Excerpts from a dataset
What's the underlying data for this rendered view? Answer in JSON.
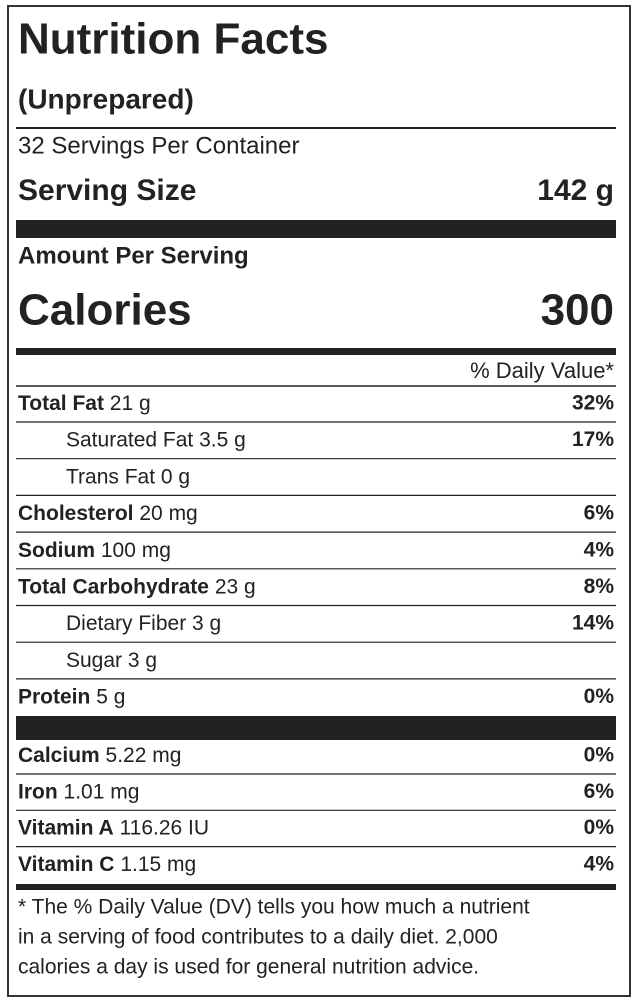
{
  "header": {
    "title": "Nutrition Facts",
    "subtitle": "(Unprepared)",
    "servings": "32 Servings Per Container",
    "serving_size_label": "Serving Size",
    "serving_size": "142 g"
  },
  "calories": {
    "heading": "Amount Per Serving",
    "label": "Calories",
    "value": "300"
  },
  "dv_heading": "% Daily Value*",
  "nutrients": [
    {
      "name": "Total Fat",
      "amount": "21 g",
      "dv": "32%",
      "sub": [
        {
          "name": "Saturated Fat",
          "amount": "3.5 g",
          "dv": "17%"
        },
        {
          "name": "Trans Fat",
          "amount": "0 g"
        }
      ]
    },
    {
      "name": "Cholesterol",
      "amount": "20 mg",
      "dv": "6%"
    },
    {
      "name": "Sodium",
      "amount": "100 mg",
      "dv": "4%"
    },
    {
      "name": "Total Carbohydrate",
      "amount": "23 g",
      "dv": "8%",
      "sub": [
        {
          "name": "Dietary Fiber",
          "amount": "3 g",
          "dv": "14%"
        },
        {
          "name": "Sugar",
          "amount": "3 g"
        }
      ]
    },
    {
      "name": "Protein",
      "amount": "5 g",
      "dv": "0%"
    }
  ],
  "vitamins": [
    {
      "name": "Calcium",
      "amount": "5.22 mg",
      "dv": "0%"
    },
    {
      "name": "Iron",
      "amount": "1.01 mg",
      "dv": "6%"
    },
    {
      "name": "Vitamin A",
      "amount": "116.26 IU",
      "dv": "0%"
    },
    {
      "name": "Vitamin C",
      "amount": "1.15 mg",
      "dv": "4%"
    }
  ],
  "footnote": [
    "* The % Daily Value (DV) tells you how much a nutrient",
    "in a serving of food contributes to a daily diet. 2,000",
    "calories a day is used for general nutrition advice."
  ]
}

Try it:
An exact copy of the entries, without any pictures, is what the answer should be.

Task output:
What's the underlying data for this rendered view? Answer in JSON.
{
  "header": {
    "title": "Nutrition Facts",
    "subtitle": "(Unprepared)",
    "servings": "32 Servings Per Container",
    "serving_size_label": "Serving Size",
    "serving_size": "142 g"
  },
  "calories": {
    "heading": "Amount Per Serving",
    "label": "Calories",
    "value": "300"
  },
  "dv_heading": "% Daily Value*",
  "nutrients": [
    {
      "name": "Total Fat",
      "amount": "21 g",
      "dv": "32%",
      "sub": [
        {
          "name": "Saturated Fat",
          "amount": "3.5 g",
          "dv": "17%"
        },
        {
          "name": "Trans Fat",
          "amount": "0 g"
        }
      ]
    },
    {
      "name": "Cholesterol",
      "amount": "20 mg",
      "dv": "6%"
    },
    {
      "name": "Sodium",
      "amount": "100 mg",
      "dv": "4%"
    },
    {
      "name": "Total Carbohydrate",
      "amount": "23 g",
      "dv": "8%",
      "sub": [
        {
          "name": "Dietary Fiber",
          "amount": "3 g",
          "dv": "14%"
        },
        {
          "name": "Sugar",
          "amount": "3 g"
        }
      ]
    },
    {
      "name": "Protein",
      "amount": "5 g",
      "dv": "0%"
    }
  ],
  "vitamins": [
    {
      "name": "Calcium",
      "amount": "5.22 mg",
      "dv": "0%"
    },
    {
      "name": "Iron",
      "amount": "1.01 mg",
      "dv": "6%"
    },
    {
      "name": "Vitamin A",
      "amount": "116.26 IU",
      "dv": "0%"
    },
    {
      "name": "Vitamin C",
      "amount": "1.15 mg",
      "dv": "4%"
    }
  ],
  "footnote": [
    "* The % Daily Value (DV) tells you how much a nutrient",
    "in a serving of food contributes to a daily diet. 2,000",
    "calories a day is used for general nutrition advice."
  ]
}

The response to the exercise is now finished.